* [INSTRUCTIONS TO FOLLOW]:
Give only the number of lines that include the string "JSON".

* [DATASET EXTRACT]:

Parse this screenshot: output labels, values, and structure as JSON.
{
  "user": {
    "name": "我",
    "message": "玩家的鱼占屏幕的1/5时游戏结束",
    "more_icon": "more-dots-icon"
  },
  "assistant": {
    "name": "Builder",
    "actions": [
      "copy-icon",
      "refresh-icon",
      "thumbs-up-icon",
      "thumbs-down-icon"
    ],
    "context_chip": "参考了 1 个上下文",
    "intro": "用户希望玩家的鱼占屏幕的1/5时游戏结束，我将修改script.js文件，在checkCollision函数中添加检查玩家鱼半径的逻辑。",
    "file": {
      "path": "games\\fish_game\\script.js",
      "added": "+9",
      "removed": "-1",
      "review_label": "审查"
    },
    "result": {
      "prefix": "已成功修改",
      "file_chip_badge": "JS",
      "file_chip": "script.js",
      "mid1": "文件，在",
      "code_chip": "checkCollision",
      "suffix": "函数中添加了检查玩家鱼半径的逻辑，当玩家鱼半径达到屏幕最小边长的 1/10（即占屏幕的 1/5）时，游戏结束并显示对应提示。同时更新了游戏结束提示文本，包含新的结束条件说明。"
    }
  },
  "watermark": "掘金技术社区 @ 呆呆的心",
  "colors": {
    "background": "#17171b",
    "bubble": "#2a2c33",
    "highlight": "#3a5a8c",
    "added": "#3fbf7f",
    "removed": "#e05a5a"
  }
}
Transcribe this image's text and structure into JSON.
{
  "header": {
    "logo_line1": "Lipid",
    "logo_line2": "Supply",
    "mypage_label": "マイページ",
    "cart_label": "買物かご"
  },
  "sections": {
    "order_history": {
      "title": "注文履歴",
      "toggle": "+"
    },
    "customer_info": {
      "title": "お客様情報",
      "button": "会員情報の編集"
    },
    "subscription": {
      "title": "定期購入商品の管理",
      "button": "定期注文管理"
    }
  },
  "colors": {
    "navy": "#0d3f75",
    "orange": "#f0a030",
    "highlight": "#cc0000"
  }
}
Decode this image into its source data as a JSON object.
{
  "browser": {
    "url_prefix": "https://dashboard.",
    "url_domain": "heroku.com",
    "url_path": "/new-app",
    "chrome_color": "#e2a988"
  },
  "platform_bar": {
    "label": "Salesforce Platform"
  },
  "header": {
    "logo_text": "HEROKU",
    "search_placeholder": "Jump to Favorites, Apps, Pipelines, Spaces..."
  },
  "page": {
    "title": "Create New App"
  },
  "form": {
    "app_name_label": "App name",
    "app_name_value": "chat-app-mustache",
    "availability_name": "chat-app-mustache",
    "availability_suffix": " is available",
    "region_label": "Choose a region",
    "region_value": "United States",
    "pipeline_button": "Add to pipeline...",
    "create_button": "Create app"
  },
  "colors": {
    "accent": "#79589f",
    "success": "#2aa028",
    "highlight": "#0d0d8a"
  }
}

==

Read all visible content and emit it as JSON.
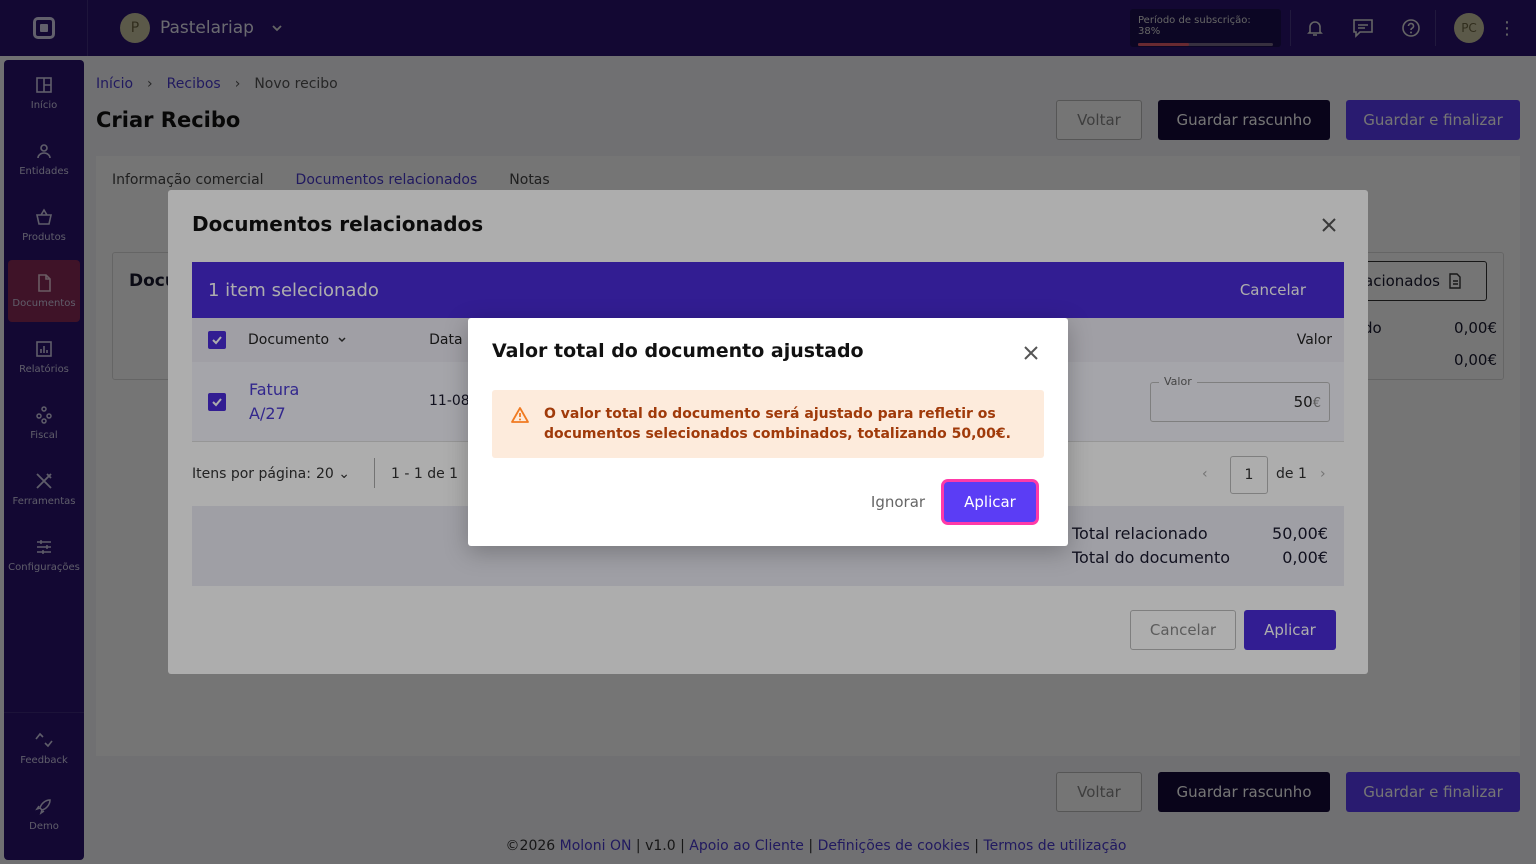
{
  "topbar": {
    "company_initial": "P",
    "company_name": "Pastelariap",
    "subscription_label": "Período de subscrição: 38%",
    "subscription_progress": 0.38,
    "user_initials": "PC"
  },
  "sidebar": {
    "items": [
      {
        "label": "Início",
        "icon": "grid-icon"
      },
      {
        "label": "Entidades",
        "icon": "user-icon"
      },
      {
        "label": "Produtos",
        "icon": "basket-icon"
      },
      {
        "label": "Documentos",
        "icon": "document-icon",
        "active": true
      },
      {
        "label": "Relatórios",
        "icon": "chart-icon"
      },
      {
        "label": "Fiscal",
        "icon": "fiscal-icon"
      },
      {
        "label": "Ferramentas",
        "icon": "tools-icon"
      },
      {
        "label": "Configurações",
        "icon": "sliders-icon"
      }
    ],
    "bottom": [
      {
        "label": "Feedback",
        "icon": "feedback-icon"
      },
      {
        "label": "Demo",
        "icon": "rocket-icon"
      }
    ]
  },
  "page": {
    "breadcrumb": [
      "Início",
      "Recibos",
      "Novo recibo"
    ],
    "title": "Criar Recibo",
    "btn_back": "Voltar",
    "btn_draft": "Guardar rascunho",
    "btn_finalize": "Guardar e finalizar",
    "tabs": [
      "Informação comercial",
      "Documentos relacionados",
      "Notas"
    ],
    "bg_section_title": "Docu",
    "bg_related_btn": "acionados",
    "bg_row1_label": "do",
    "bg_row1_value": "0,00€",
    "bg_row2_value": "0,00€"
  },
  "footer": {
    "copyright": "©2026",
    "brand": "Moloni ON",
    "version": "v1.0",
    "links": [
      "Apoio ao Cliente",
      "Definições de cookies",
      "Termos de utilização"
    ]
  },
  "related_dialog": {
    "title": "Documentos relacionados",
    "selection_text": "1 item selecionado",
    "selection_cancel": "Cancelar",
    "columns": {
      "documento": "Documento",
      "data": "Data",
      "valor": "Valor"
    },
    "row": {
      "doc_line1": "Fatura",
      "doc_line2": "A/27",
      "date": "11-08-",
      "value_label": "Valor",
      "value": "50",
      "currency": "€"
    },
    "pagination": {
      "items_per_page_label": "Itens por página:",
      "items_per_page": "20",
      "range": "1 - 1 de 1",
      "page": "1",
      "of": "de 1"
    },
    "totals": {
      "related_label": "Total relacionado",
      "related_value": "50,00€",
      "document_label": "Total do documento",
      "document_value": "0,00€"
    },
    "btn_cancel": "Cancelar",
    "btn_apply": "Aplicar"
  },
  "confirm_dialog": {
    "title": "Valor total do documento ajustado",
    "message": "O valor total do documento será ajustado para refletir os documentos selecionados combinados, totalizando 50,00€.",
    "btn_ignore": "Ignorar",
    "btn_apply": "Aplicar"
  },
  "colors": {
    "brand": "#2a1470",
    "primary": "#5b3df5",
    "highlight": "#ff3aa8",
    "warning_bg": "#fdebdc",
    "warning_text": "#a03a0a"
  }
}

--

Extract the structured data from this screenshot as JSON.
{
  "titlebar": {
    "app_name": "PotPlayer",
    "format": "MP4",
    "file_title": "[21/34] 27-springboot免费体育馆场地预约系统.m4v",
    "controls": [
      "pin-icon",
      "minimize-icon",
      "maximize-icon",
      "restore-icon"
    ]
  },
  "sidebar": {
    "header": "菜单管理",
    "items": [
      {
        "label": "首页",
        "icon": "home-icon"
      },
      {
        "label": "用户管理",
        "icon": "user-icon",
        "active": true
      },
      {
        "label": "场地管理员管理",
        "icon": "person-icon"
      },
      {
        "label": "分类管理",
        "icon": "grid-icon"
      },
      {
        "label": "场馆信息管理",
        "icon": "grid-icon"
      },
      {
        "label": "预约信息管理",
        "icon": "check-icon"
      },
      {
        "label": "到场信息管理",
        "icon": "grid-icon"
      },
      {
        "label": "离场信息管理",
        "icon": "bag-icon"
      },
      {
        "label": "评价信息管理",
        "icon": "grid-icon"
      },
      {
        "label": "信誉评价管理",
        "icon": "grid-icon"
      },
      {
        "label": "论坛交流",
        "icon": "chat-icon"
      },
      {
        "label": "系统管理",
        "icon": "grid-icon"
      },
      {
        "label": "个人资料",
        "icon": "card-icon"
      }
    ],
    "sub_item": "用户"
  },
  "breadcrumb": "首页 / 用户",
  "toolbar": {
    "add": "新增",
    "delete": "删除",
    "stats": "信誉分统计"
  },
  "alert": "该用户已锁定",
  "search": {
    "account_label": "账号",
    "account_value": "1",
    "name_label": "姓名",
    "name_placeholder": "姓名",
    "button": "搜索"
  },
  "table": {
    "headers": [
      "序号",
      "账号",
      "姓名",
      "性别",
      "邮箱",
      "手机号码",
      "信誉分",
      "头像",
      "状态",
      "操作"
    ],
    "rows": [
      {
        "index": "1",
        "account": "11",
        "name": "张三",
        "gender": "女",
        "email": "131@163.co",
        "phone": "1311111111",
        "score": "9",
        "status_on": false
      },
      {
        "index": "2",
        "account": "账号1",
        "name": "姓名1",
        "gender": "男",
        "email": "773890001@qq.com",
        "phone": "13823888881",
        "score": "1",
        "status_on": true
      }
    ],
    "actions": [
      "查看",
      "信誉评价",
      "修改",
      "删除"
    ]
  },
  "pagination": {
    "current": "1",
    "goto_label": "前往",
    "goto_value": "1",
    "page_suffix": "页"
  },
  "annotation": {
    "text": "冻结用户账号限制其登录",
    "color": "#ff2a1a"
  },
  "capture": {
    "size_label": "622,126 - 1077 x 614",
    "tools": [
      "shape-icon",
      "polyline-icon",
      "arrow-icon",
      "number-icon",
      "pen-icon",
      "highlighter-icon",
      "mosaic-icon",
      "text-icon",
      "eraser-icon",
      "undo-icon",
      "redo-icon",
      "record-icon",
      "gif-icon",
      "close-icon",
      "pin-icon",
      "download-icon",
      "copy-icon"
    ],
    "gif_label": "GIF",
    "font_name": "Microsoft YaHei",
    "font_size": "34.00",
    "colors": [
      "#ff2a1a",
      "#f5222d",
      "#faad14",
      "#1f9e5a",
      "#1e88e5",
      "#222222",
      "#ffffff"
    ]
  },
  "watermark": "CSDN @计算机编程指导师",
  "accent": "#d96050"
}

* [FINAL RESULT]:
5